#### SOURCE TEXT:
Kaleidoscope Night began over seven years ago under the guidance of cellist Kate Ellis and violinist Cliodhna Ryan as a monthly night of classical, contemporary and experimental compositions set in the atypically informal surroundings of the Odessa Club on the first Wednesday night of every month. In early 2014 the reigns were handed over to another pair of string players, violinist Karen Dervan and cellist Lioba Petrie (along with the recent addition of flautist and marketing manager Lina Andonovska) under whom Kaleidoscope Night continued to thrive as an outlet for Irish classical musicians and ensembles to chase down and explore their creative impulses.
In October of 2015, Kaleidoscope found a happy new home in the Bello Bar which has just seen the addition of a new piano, opening new possibilities for the team’s curatorial prospects. Wednesday 1st of February, however, will see them decamp to the larger capacity Sugar Club for their 100th ever Kaleidoscope Night, which promises to be a celebratory night for the team who show no signs of stopping just yet.
In terms of moving your audience from the city centre to Portobello, is there a lot of the same people, or a central community, that is going to all the shows?
We have hardcore audience members who book their tickets every month, and some of those have followed us from Odessa, but we now have a new base of audience members, new faces, who have been with us for the whole of this season. What we’re trying to do, and other salon series that are happening like Listen At Arthur’s or Ergodos’ Santa Rita Concerts, we’re all doing our best to take a slice of a very tiny pie when it comes to audience numbers. We’re getting 100 people into the shows since we started our new season in September. It’s hard work to get that many people in, but I think that the audience that we’re getting, they do support the other endeavors that are similar like Listen at Arthur’s or the smaller jazz gigs that like Improvised Music Company are putting on.

#### SUPPLIED DATA:
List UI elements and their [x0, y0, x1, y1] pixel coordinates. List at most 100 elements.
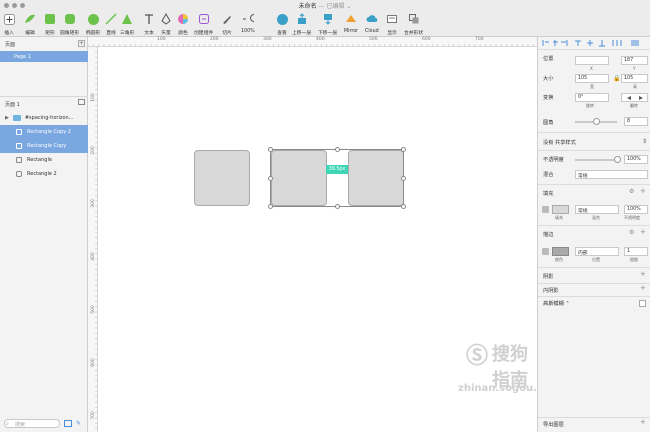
rounded-rectangle-tool[interactable]: 圆角矩形 — [60, 12, 79, 36]
rectangle-layer-icon — [16, 129, 22, 135]
lock-icon[interactable]: 🔒 — [613, 75, 620, 82]
border-width-input[interactable]: 1 — [624, 247, 648, 256]
opacity-label: 不透明度 — [543, 157, 564, 163]
display-button[interactable]: 显示 — [386, 12, 398, 36]
triangle-icon — [121, 13, 133, 25]
ruler-label: 400 — [316, 37, 325, 42]
height-sublabel: 高 — [633, 84, 637, 89]
blend-select[interactable]: 常规 — [575, 170, 648, 179]
color-button[interactable]: 颜色 — [177, 12, 189, 36]
rounded-rectangle-layer-icon — [16, 171, 22, 177]
forward-button[interactable]: 上移一层 — [292, 12, 311, 36]
page-item[interactable]: Page 1 — [0, 51, 88, 62]
flip-buttons[interactable] — [621, 93, 648, 102]
create-symbol-button[interactable]: 创建组件 — [194, 12, 213, 36]
oval-tool[interactable]: 椭圆形 — [86, 12, 100, 36]
resize-handle[interactable] — [335, 147, 340, 152]
layer-search-input[interactable]: 搜索 — [4, 419, 60, 428]
add-export-icon[interactable]: + — [640, 418, 646, 426]
blur-select[interactable]: 高斯模糊 ⌃ — [543, 300, 570, 307]
opacity-slider-knob[interactable] — [614, 156, 621, 163]
rectangle-shape[interactable] — [194, 150, 250, 206]
resize-handle[interactable] — [335, 204, 340, 209]
x-sublabel: X — [590, 66, 593, 71]
zoom-control[interactable]: 100% — [241, 12, 255, 36]
title-bar: 未命名 — 已编辑 ⌄ — [0, 0, 650, 10]
mirror-button[interactable]: Mirror — [344, 12, 358, 36]
gear-icon[interactable]: ⚙ — [629, 229, 634, 236]
view-button[interactable]: 查看 — [276, 12, 288, 36]
layer-item-rectangle[interactable]: Rectangle — [0, 153, 88, 167]
fill-opacity-sublabel: 不透明度 — [624, 215, 640, 220]
border-position-select[interactable]: 内部 — [575, 247, 619, 256]
divider — [538, 296, 650, 297]
edit-button[interactable]: 编辑 — [24, 12, 36, 36]
blur-checkbox[interactable] — [639, 300, 646, 307]
folder-icon — [12, 115, 21, 121]
x-input[interactable] — [575, 56, 609, 65]
backward-button[interactable]: 下移一层 — [318, 12, 337, 36]
resize-handle[interactable] — [401, 204, 406, 209]
collapse-icon[interactable] — [78, 99, 85, 105]
opacity-slider[interactable] — [575, 159, 619, 161]
cloud-button[interactable]: Cloud — [365, 12, 379, 36]
fill-opacity-input[interactable]: 100% — [624, 205, 648, 214]
position-label: 位置 — [543, 56, 554, 62]
color-wheel-icon — [177, 13, 189, 25]
radius-slider-knob[interactable] — [593, 118, 600, 125]
selection-box — [270, 149, 404, 207]
fill-blend-select[interactable]: 常规 — [575, 205, 619, 214]
resize-handle[interactable] — [268, 147, 273, 152]
width-input[interactable]: 105 — [575, 74, 609, 83]
insert-button[interactable]: 插入 — [3, 12, 15, 36]
border-color-swatch[interactable] — [552, 247, 569, 256]
resize-handle[interactable] — [401, 147, 406, 152]
layer-item-rectangle-copy-2[interactable]: Rectangle Copy 2 — [0, 125, 88, 139]
alignment-toolbar[interactable] — [541, 39, 649, 47]
opacity-input[interactable]: 100% — [624, 155, 648, 164]
y-sublabel: Y — [633, 66, 636, 71]
radius-input[interactable]: 8 — [624, 117, 648, 126]
resize-handle[interactable] — [268, 176, 273, 181]
gear-icon[interactable]: ⚙ — [629, 188, 634, 195]
line-tool[interactable]: 直线 — [105, 12, 117, 36]
slice-filter-icon[interactable]: ✎ — [76, 420, 81, 427]
layer-item-rectangle-copy[interactable]: Rectangle Copy — [0, 139, 88, 153]
slice-tool[interactable]: 切片 — [221, 12, 233, 36]
vector-tool[interactable]: 矢量 — [160, 12, 172, 36]
layer-item-rectangle-2[interactable]: Rectangle 2 — [0, 167, 88, 181]
blend-label: 混合 — [543, 172, 554, 178]
rotate-input[interactable]: 0° — [575, 93, 609, 102]
layer-label: #spacing-horizon... — [24, 115, 74, 121]
add-shadow-icon[interactable]: + — [640, 270, 646, 278]
shared-style-select[interactable]: 没有 共享样式 — [543, 139, 576, 146]
add-inner-shadow-icon[interactable]: + — [640, 284, 646, 292]
chevron-updown-icon[interactable]: ⇕ — [642, 138, 647, 145]
ruler-label: 500 — [369, 37, 378, 42]
combine-shapes-button[interactable]: 合并形状 — [404, 12, 423, 36]
y-input[interactable]: 187 — [621, 56, 648, 65]
display-icon — [386, 13, 398, 25]
add-page-button[interactable]: + — [78, 40, 85, 47]
fill-color-swatch[interactable] — [552, 205, 569, 214]
layer-item-group[interactable]: ▶ #spacing-horizon... — [0, 111, 88, 125]
globe-icon — [276, 13, 288, 25]
border-checkbox[interactable] — [542, 248, 549, 255]
rectangle-layer-icon — [16, 143, 22, 149]
border-color-sublabel: 颜色 — [555, 257, 563, 262]
width-sublabel: 宽 — [590, 84, 594, 89]
symbols-filter-icon[interactable] — [64, 420, 72, 427]
resize-handle[interactable] — [401, 176, 406, 181]
resize-handle[interactable] — [268, 204, 273, 209]
window-title: 未命名 — 已编辑 ⌄ — [298, 3, 352, 10]
canvas[interactable]: 39.5px Ⓢ 搜狗指南 zhinan.sogou.com — [98, 47, 560, 432]
triangle-tool[interactable]: 三角形 — [120, 12, 134, 36]
disclosure-triangle-icon[interactable]: ▶ — [5, 115, 9, 121]
fill-checkbox[interactable] — [542, 206, 549, 213]
ruler-label: 600 — [90, 358, 96, 367]
text-tool[interactable]: 文本 — [143, 12, 155, 36]
height-input[interactable]: 105 — [621, 74, 648, 83]
add-fill-icon[interactable]: + — [640, 187, 646, 195]
add-border-icon[interactable]: + — [640, 228, 646, 236]
rectangle-tool[interactable]: 矩形 — [44, 12, 56, 36]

#### STATED EXERCISE:
Rewrite the stretch of the Kaleidoscope Night text from "In October of" through "stopping just yet.", substituting "harpsichord" for "piano".

#### OUTPUT OF THE TASK:
In October of 2015, Kaleidoscope found a happy new home in the Bello Bar which has just seen the addition of a new harpsichord, opening new possibilities for the team’s curatorial prospects. Wednesday 1st of February, however, will see them decamp to the larger capacity Sugar Club for their 100th ever Kaleidoscope Night, which promises to be a celebratory night for the team who show no signs of stopping just yet.